Raw records:
• • • • •

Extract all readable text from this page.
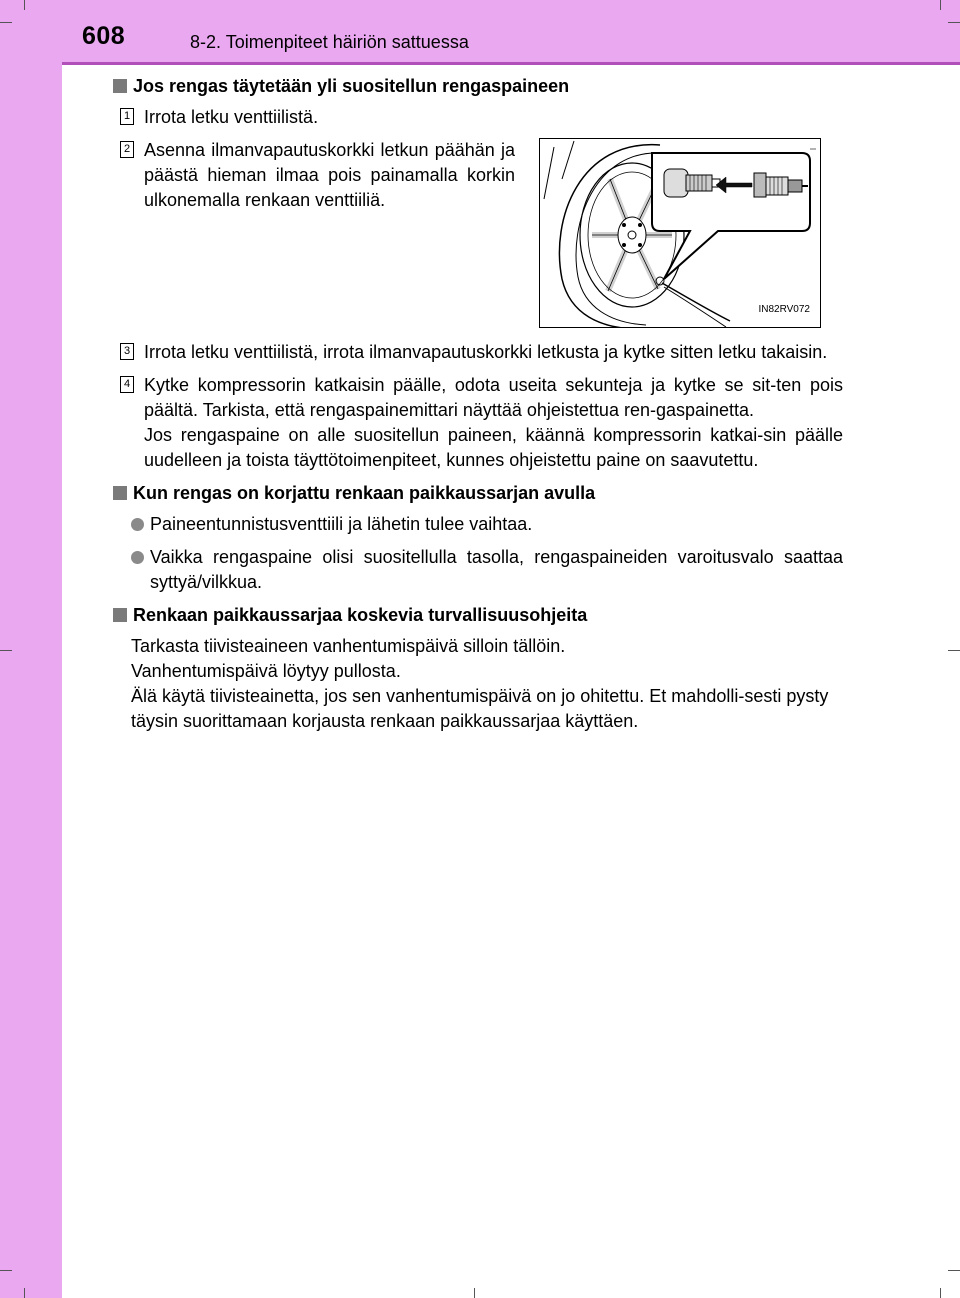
608	8-2. Toimenpiteet häiriön sattuessa
Jos rengas täytetään yli suositellun rengaspaineen
1 Irrota letku venttiilistä.
2 Asenna ilmanvapautuskorkki letkun päähän ja päästä hieman ilmaa pois painamalla korkin ulkonemalla renkaan venttiiliä.
IN82RV072
3 Irrota letku venttiilistä, irrota ilmanvapautuskorkki letkusta ja kytke sitten letku takaisin.
4 Kytke kompressorin katkaisin päälle, odota useita sekunteja ja kytke se sit-ten pois päältä. Tarkista, että rengaspainemittari näyttää ohjeistettua ren-gaspainetta.
Jos rengaspaine on alle suositellun paineen, käännä kompressorin katkai-sin päälle uudelleen ja toista täyttötoimenpiteet, kunnes ohjeistettu paine on saavutettu.
Kun rengas on korjattu renkaan paikkaussarjan avulla
Paineentunnistusventtiili ja lähetin tulee vaihtaa.
Vaikka rengaspaine olisi suositellulla tasolla, rengaspaineiden varoitusvalo saattaa syttyä/vilkkua.
Renkaan paikkaussarjaa koskevia turvallisuusohjeita
Tarkasta tiivisteaineen vanhentumispäivä silloin tällöin.
Vanhentumispäivä löytyy pullosta.
Älä käytä tiivisteainetta, jos sen vanhentumispäivä on jo ohitettu. Et mahdolli-sesti pysty täysin suorittamaan korjausta renkaan paikkaussarjaa käyttäen.
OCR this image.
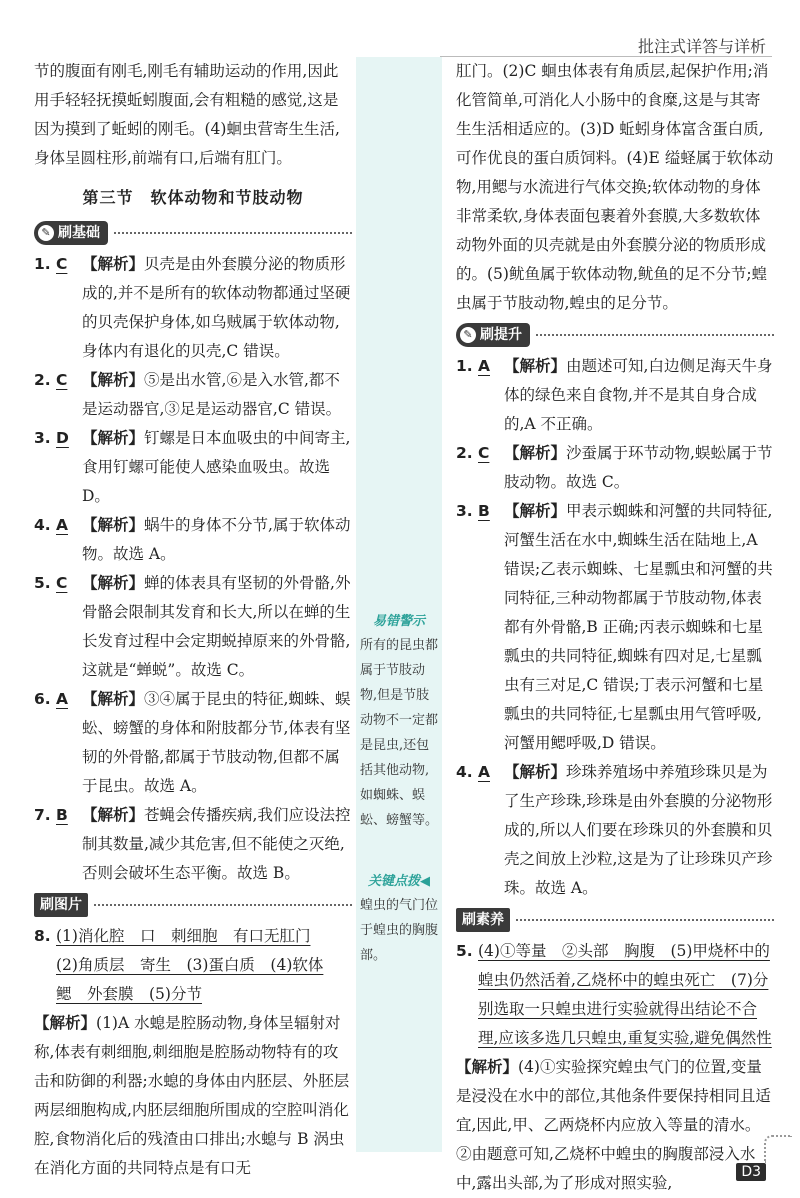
批注式详答与详析

节的腹面有刚毛,刚毛有辅助运动的作用,因此用手轻轻抚摸蚯蚓腹面,会有粗糙的感觉,这是因为摸到了蚯蚓的刚毛。(4)蛔虫营寄生生活,身体呈圆柱形,前端有口,后端有肛门。

第三节　软体动物和节肢动物
✎ 刷基础
1. C 【解析】贝壳是由外套膜分泌的物质形成的,并不是所有的软体动物都通过坚硬的贝壳保护身体,如乌贼属于软体动物,身体内有退化的贝壳,C 错误。
2. C 【解析】⑤是出水管,⑥是入水管,都不是运动器官,③足是运动器官,C 错误。
3. D 【解析】钉螺是日本血吸虫的中间寄主,食用钉螺可能使人感染血吸虫。故选 D。
4. A 【解析】蜗牛的身体不分节,属于软体动物。故选 A。
5. C 【解析】蝉的体表具有坚韧的外骨骼,外骨骼会限制其发育和长大,所以在蝉的生长发育过程中会定期蜕掉原来的外骨骼,这就是“蝉蜕”。故选 C。
6. A 【解析】③④属于昆虫的特征,蜘蛛、蜈蚣、螃蟹的身体和附肢都分节,体表有坚韧的外骨骼,都属于节肢动物,但都不属于昆虫。故选 A。
7. B 【解析】苍蝇会传播疾病,我们应设法控制其数量,减少其危害,但不能使之灭绝,否则会破坏生态平衡。故选 B。
刷图片
8. (1)消化腔　口　刺细胞　有口无肛门
(2)角质层　寄生　(3)蛋白质　(4)软体
鳃　外套膜　(5)分节

【解析】(1)A 水螅是腔肠动物,身体呈辐射对称,体表有刺细胞,刺细胞是腔肠动物特有的攻击和防御的利器;水螅的身体由内胚层、外胚层两层细胞构成,内胚层细胞所围成的空腔叫消化腔,食物消化后的残渣由口排出;水螅与 B 涡虫在消化方面的共同特点是有口无

易错警示
所有的昆虫都属于节肢动物,但是节肢动物不一定都是昆虫,还包括其他动物,如蜘蛛、蜈蚣、螃蟹等。
关键点拨◀
蝗虫的气门位于蝗虫的胸腹部。

肛门。(2)C 蛔虫体表有角质层,起保护作用;消化管简单,可消化人小肠中的食糜,这是与其寄生生活相适应的。(3)D 蚯蚓身体富含蛋白质,可作优良的蛋白质饲料。(4)E 缢蛏属于软体动物,用鳃与水流进行气体交换;软体动物的身体非常柔软,身体表面包裹着外套膜,大多数软体动物外面的贝壳就是由外套膜分泌的物质形成的。(5)鱿鱼属于软体动物,鱿鱼的足不分节;蝗虫属于节肢动物,蝗虫的足分节。

✎ 刷提升
1. A 【解析】由题述可知,白边侧足海天牛身体的绿色来自食物,并不是其自身合成的,A 不正确。
2. C 【解析】沙蚕属于环节动物,蜈蚣属于节肢动物。故选 C。
3. B 【解析】甲表示蜘蛛和河蟹的共同特征,河蟹生活在水中,蜘蛛生活在陆地上,A 错误;乙表示蜘蛛、七星瓢虫和河蟹的共同特征,三种动物都属于节肢动物,体表都有外骨骼,B 正确;丙表示蜘蛛和七星瓢虫的共同特征,蜘蛛有四对足,七星瓢虫有三对足,C 错误;丁表示河蟹和七星瓢虫的共同特征,七星瓢虫用气管呼吸,河蟹用鳃呼吸,D 错误。
4. A 【解析】珍珠养殖场中养殖珍珠贝是为了生产珍珠,珍珠是由外套膜的分泌物形成的,所以人们要在珍珠贝的外套膜和贝壳之间放上沙粒,这是为了让珍珠贝产珍珠。故选 A。
刷素养
5. (4)①等量　②头部　胸腹　(5)甲烧杯中的蝗虫仍然活着,乙烧杯中的蝗虫死亡　(7)分别选取一只蝗虫进行实验就得出结论不合理,应该多选几只蝗虫,重复实验,避免偶然性

【解析】(4)①实验探究蝗虫气门的位置,变量是浸没在水中的部位,其他条件要保持相同且适宜,因此,甲、乙两烧杯内应放入等量的清水。②由题意可知,乙烧杯中蝗虫的胸腹部浸入水中,露出头部,为了形成对照实验,

D3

• • • • •

Goal of the exercise: Go to the line containing "OCR this image." and set it down, along with every later line through the last one, exactly as written and without the pictures.

Expected answer:
OCR this image.
批注式详答与详析

节的腹面有刚毛,刚毛有辅助运动的作用,因此用手轻轻抚摸蚯蚓腹面,会有粗糙的感觉,这是因为摸到了蚯蚓的刚毛。(4)蛔虫营寄生生活,身体呈圆柱形,前端有口,后端有肛门。

第三节　软体动物和节肢动物
✎ 刷基础
1. C 【解析】贝壳是由外套膜分泌的物质形成的,并不是所有的软体动物都通过坚硬的贝壳保护身体,如乌贼属于软体动物,身体内有退化的贝壳,C 错误。
2. C 【解析】⑤是出水管,⑥是入水管,都不是运动器官,③足是运动器官,C 错误。
3. D 【解析】钉螺是日本血吸虫的中间寄主,食用钉螺可能使人感染血吸虫。故选 D。
4. A 【解析】蜗牛的身体不分节,属于软体动物。故选 A。
5. C 【解析】蝉的体表具有坚韧的外骨骼,外骨骼会限制其发育和长大,所以在蝉的生长发育过程中会定期蜕掉原来的外骨骼,这就是“蝉蜕”。故选 C。
6. A 【解析】③④属于昆虫的特征,蜘蛛、蜈蚣、螃蟹的身体和附肢都分节,体表有坚韧的外骨骼,都属于节肢动物,但都不属于昆虫。故选 A。
7. B 【解析】苍蝇会传播疾病,我们应设法控制其数量,减少其危害,但不能使之灭绝,否则会破坏生态平衡。故选 B。
刷图片
8. (1)消化腔　口　刺细胞　有口无肛门
(2)角质层　寄生　(3)蛋白质　(4)软体
鳃　外套膜　(5)分节

【解析】(1)A 水螅是腔肠动物,身体呈辐射对称,体表有刺细胞,刺细胞是腔肠动物特有的攻击和防御的利器;水螅的身体由内胚层、外胚层两层细胞构成,内胚层细胞所围成的空腔叫消化腔,食物消化后的残渣由口排出;水螅与 B 涡虫在消化方面的共同特点是有口无

易错警示
所有的昆虫都属于节肢动物,但是节肢动物不一定都是昆虫,还包括其他动物,如蜘蛛、蜈蚣、螃蟹等。
关键点拨◀
蝗虫的气门位于蝗虫的胸腹部。

肛门。(2)C 蛔虫体表有角质层,起保护作用;消化管简单,可消化人小肠中的食糜,这是与其寄生生活相适应的。(3)D 蚯蚓身体富含蛋白质,可作优良的蛋白质饲料。(4)E 缢蛏属于软体动物,用鳃与水流进行气体交换;软体动物的身体非常柔软,身体表面包裹着外套膜,大多数软体动物外面的贝壳就是由外套膜分泌的物质形成的。(5)鱿鱼属于软体动物,鱿鱼的足不分节;蝗虫属于节肢动物,蝗虫的足分节。

✎ 刷提升
1. A 【解析】由题述可知,白边侧足海天牛身体的绿色来自食物,并不是其自身合成的,A 不正确。
2. C 【解析】沙蚕属于环节动物,蜈蚣属于节肢动物。故选 C。
3. B 【解析】甲表示蜘蛛和河蟹的共同特征,河蟹生活在水中,蜘蛛生活在陆地上,A 错误;乙表示蜘蛛、七星瓢虫和河蟹的共同特征,三种动物都属于节肢动物,体表都有外骨骼,B 正确;丙表示蜘蛛和七星瓢虫的共同特征,蜘蛛有四对足,七星瓢虫有三对足,C 错误;丁表示河蟹和七星瓢虫的共同特征,七星瓢虫用气管呼吸,河蟹用鳃呼吸,D 错误。
4. A 【解析】珍珠养殖场中养殖珍珠贝是为了生产珍珠,珍珠是由外套膜的分泌物形成的,所以人们要在珍珠贝的外套膜和贝壳之间放上沙粒,这是为了让珍珠贝产珍珠。故选 A。
刷素养
5. (4)①等量　②头部　胸腹　(5)甲烧杯中的蝗虫仍然活着,乙烧杯中的蝗虫死亡　(7)分别选取一只蝗虫进行实验就得出结论不合理,应该多选几只蝗虫,重复实验,避免偶然性

【解析】(4)①实验探究蝗虫气门的位置,变量是浸没在水中的部位,其他条件要保持相同且适宜,因此,甲、乙两烧杯内应放入等量的清水。②由题意可知,乙烧杯中蝗虫的胸腹部浸入水中,露出头部,为了形成对照实验,

D3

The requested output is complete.